→ **Excerpted data**
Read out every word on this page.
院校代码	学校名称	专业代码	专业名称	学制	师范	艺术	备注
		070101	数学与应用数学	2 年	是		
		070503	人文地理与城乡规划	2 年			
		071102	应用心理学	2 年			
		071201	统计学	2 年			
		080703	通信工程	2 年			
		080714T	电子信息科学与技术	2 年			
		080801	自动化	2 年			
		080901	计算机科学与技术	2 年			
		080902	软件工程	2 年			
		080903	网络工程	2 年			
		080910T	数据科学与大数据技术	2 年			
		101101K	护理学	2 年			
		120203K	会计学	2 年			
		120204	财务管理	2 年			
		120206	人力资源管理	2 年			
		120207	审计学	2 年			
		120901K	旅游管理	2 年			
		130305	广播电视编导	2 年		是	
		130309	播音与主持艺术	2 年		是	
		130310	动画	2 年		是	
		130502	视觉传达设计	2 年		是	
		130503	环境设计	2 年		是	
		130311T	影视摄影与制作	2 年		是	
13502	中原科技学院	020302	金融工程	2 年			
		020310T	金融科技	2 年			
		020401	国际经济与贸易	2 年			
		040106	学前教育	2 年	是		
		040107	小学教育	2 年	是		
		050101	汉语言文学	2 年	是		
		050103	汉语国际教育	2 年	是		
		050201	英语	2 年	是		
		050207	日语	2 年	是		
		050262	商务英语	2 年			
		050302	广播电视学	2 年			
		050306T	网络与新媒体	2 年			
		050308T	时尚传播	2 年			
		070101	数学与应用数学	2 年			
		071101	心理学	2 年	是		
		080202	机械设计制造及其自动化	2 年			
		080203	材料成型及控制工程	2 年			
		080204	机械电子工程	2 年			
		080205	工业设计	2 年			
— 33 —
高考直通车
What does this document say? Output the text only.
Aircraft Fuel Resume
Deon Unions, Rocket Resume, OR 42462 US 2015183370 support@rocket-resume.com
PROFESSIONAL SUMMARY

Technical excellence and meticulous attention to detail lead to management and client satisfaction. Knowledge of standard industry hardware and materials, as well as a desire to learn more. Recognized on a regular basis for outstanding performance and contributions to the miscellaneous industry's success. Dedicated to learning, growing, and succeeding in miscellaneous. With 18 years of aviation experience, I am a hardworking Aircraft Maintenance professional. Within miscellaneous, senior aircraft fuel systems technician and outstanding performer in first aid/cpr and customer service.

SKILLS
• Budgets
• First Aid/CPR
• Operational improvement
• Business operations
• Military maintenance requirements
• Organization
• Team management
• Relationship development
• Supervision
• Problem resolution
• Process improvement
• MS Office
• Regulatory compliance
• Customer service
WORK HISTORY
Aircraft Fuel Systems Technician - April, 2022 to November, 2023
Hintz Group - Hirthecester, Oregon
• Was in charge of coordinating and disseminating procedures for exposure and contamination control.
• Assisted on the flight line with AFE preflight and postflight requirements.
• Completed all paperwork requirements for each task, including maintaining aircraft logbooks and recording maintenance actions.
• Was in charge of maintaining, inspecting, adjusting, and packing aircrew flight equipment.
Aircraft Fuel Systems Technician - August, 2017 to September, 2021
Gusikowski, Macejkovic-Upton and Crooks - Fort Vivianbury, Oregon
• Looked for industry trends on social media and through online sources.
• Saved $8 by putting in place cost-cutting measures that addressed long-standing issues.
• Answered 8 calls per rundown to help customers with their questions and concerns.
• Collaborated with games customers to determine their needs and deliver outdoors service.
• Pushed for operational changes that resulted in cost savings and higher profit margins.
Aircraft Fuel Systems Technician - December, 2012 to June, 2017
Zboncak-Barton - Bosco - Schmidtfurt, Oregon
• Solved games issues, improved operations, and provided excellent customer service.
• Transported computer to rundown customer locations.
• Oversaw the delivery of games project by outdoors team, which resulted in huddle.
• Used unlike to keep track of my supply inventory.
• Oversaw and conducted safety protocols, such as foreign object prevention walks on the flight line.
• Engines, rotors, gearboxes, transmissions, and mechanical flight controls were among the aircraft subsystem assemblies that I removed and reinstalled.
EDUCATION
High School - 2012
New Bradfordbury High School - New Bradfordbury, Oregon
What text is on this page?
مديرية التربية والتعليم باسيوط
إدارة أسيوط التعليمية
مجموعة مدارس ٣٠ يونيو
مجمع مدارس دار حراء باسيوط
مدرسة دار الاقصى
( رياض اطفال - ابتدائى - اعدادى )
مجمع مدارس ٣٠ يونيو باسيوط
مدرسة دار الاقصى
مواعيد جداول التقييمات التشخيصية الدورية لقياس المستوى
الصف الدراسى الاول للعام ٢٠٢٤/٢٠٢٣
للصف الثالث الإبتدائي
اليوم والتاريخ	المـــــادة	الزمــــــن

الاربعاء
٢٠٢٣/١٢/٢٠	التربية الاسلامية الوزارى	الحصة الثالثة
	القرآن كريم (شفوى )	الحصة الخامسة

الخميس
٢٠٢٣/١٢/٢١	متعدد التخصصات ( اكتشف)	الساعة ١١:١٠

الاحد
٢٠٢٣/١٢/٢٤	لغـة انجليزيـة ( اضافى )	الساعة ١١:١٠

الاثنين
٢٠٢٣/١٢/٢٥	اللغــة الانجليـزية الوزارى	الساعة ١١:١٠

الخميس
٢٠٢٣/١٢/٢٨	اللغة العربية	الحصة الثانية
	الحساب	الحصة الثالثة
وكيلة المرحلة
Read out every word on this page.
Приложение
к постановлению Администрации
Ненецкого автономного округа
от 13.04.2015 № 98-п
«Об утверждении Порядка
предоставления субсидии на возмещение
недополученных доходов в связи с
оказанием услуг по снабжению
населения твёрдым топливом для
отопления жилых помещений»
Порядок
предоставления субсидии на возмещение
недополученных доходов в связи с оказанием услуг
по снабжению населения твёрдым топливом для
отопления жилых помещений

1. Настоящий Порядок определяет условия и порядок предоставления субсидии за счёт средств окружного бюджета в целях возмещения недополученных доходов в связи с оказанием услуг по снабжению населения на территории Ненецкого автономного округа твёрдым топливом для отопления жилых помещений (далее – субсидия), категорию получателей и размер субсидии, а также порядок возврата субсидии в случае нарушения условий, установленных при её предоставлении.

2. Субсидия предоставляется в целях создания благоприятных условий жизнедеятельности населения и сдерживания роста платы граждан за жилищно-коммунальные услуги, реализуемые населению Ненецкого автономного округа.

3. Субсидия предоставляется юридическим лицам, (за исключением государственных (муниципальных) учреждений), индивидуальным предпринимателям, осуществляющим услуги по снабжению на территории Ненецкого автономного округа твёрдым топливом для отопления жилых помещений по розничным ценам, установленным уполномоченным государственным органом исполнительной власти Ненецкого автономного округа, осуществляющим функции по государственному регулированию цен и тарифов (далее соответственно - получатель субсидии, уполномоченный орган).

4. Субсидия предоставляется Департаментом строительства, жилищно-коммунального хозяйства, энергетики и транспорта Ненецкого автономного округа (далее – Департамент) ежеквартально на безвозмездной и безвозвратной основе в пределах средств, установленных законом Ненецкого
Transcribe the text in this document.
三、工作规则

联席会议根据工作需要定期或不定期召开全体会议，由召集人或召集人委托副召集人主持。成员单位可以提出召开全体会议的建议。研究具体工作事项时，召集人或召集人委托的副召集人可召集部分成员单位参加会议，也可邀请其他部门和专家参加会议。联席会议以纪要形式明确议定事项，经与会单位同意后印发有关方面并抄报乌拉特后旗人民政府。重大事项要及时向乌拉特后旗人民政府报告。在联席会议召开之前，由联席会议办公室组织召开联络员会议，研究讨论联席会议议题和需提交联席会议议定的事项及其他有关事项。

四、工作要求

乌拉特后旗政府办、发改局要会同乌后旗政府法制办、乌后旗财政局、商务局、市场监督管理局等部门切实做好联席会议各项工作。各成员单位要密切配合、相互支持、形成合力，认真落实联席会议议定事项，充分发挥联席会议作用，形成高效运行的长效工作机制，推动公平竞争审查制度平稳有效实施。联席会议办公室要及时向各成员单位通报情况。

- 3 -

→ **What is needed**
Return the lines from the line containing "Transcribe the text in this document." to the end of the entries above, exactly as they appear and with no other output.

→ **Response to this exercise**
Transcribe the text in this document.
三、工作规则

联席会议根据工作需要定期或不定期召开全体会议，由召集人或召集人委托副召集人主持。成员单位可以提出召开全体会议的建议。研究具体工作事项时，召集人或召集人委托的副召集人可召集部分成员单位参加会议，也可邀请其他部门和专家参加会议。联席会议以纪要形式明确议定事项，经与会单位同意后印发有关方面并抄报乌拉特后旗人民政府。重大事项要及时向乌拉特后旗人民政府报告。在联席会议召开之前，由联席会议办公室组织召开联络员会议，研究讨论联席会议议题和需提交联席会议议定的事项及其他有关事项。

四、工作要求

乌拉特后旗政府办、发改局要会同乌后旗政府法制办、乌后旗财政局、商务局、市场监督管理局等部门切实做好联席会议各项工作。各成员单位要密切配合、相互支持、形成合力，认真落实联席会议议定事项，充分发挥联席会议作用，形成高效运行的长效工作机制，推动公平竞争审查制度平稳有效实施。联席会议办公室要及时向各成员单位通报情况。

- 3 -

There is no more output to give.